> The almond thing is false, but I'd argue that "misleading" might be defensible if you were to accompany it with "the majority of almonds are grown in California, but not all of them".
The "majority" in this case meaning about 51%, according to Wikipedia[1]? How could 51% ever be considered to be close to "all", such that "misleading" would be a valid answer?
Am I missing something?
Since the agents were instructed to not explain their answer, you can't know if their answer was reasonable or not.
It’s misleading because it’s false. But yes, I think false is quite plainly the better answer there.
The 51% is US, the question was about California.
The statistic is about commercial production, not number akmonds grown.
Looks safe to say that even majority of almonds are not grown in California.
Here (https://en.wikipedia.org/wiki/Almond_cultivation_in_Californ...) I have
> California produces 80% of the world's almonds and 100% of the United States commercial supply
But regardless of which number we use, California represents a large portion of US almond production, so much so that misleading could be an acceptable answer if the LLM interpreted the prompt as an exaggeration. I think the example was apt
Human can't even properly agree on what "majority" means in all contexts, in some it's "One option have more than half of the total" but for others it'd be "difference in votes between the first-place candidate in an election and the second-place candidate", as just one silly example.

**Data provided**

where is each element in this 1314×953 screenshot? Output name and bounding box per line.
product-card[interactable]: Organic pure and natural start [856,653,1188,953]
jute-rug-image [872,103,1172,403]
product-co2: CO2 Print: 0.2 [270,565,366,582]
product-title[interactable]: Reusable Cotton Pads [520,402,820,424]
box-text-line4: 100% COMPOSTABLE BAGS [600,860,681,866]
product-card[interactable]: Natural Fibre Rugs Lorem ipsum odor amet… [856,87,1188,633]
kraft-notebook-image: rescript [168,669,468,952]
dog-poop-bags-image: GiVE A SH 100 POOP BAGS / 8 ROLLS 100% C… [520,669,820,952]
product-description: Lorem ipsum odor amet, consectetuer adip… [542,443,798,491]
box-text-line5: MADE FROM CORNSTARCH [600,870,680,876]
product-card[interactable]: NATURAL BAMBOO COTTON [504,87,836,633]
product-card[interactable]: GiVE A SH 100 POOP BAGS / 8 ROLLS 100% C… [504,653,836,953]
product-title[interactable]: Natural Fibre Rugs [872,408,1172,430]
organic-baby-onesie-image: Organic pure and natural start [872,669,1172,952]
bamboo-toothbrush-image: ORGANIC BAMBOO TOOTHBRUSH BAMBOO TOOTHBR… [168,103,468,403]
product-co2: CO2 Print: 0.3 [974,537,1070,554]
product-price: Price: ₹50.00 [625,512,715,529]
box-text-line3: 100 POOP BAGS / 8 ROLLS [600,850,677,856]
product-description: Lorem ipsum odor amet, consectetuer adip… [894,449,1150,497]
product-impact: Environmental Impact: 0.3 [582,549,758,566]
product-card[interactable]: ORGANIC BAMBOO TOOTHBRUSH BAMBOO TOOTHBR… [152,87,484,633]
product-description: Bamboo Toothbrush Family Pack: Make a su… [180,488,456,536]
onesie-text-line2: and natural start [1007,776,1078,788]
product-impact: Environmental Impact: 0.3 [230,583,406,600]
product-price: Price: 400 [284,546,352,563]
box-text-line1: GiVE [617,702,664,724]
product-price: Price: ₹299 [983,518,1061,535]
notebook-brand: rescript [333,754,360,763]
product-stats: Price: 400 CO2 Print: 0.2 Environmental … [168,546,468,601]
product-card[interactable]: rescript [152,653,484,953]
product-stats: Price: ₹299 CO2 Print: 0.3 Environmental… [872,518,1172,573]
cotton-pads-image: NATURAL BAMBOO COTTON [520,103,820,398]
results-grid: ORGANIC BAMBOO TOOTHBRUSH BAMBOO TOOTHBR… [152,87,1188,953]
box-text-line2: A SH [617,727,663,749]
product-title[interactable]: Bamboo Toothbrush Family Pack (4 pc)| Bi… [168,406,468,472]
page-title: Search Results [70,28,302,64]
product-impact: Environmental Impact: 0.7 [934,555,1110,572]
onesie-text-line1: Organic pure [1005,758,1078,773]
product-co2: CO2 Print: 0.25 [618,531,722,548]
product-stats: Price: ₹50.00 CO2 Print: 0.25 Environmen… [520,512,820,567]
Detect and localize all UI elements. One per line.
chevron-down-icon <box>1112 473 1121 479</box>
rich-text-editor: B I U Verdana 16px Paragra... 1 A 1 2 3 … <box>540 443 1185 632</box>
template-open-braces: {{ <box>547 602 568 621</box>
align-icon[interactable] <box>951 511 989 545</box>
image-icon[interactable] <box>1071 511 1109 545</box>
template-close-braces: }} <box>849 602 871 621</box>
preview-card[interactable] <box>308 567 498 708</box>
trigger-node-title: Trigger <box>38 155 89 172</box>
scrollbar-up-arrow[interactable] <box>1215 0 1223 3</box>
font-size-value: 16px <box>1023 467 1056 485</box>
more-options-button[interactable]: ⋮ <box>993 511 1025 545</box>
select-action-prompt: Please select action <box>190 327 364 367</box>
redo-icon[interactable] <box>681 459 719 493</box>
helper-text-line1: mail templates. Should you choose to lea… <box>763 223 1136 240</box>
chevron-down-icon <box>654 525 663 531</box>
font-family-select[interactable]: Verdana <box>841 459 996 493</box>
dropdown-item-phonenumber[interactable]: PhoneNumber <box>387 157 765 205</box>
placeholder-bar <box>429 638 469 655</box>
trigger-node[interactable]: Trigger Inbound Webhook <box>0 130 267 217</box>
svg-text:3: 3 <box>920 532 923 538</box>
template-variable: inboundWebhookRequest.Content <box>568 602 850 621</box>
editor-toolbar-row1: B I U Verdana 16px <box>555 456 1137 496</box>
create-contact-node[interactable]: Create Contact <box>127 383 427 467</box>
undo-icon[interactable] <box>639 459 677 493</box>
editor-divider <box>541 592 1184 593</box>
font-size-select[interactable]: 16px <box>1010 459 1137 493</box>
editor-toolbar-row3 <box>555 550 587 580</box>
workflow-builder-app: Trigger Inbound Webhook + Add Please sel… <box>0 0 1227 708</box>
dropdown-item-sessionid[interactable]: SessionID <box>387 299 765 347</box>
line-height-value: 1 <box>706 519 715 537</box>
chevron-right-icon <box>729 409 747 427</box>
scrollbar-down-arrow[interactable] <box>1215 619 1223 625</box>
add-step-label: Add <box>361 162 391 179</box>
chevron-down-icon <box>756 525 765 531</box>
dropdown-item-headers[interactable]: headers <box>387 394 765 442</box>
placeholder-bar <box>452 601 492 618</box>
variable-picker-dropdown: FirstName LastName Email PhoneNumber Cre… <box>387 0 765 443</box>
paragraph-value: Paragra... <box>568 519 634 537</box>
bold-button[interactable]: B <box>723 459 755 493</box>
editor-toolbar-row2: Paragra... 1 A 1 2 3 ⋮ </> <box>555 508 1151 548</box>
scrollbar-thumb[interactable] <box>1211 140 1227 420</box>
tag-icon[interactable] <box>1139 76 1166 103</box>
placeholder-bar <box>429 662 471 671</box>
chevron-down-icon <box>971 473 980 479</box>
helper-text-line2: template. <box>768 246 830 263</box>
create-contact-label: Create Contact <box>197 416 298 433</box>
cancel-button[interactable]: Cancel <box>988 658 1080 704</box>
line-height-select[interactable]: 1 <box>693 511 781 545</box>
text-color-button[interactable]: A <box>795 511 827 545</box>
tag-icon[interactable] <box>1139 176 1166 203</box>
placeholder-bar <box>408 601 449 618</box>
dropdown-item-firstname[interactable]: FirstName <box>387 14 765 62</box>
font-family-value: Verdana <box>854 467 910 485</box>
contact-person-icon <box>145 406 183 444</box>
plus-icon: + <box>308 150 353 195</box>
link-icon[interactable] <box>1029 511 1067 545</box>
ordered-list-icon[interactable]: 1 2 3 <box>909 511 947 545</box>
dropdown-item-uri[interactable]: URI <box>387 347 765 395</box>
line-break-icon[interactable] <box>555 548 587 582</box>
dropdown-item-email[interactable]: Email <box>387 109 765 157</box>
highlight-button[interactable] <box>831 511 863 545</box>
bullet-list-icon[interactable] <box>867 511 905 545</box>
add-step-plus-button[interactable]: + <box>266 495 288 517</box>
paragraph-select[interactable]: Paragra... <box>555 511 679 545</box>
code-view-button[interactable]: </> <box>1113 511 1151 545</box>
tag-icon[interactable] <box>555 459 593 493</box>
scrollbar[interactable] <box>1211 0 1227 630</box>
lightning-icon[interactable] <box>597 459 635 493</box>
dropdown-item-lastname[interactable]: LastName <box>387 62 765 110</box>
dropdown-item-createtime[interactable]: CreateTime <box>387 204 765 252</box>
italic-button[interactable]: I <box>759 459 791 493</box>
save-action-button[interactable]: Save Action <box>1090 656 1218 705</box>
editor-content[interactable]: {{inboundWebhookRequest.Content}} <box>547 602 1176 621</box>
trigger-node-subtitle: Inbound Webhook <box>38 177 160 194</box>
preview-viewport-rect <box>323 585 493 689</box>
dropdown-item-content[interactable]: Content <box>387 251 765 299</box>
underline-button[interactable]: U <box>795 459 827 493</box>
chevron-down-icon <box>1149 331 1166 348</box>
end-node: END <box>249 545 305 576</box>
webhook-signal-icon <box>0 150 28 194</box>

**Aim of the exercise**
Please give the share of the world's almonds that California produces, according to the Wikipedia line quoted in the comment thread above.

**The answer**
80%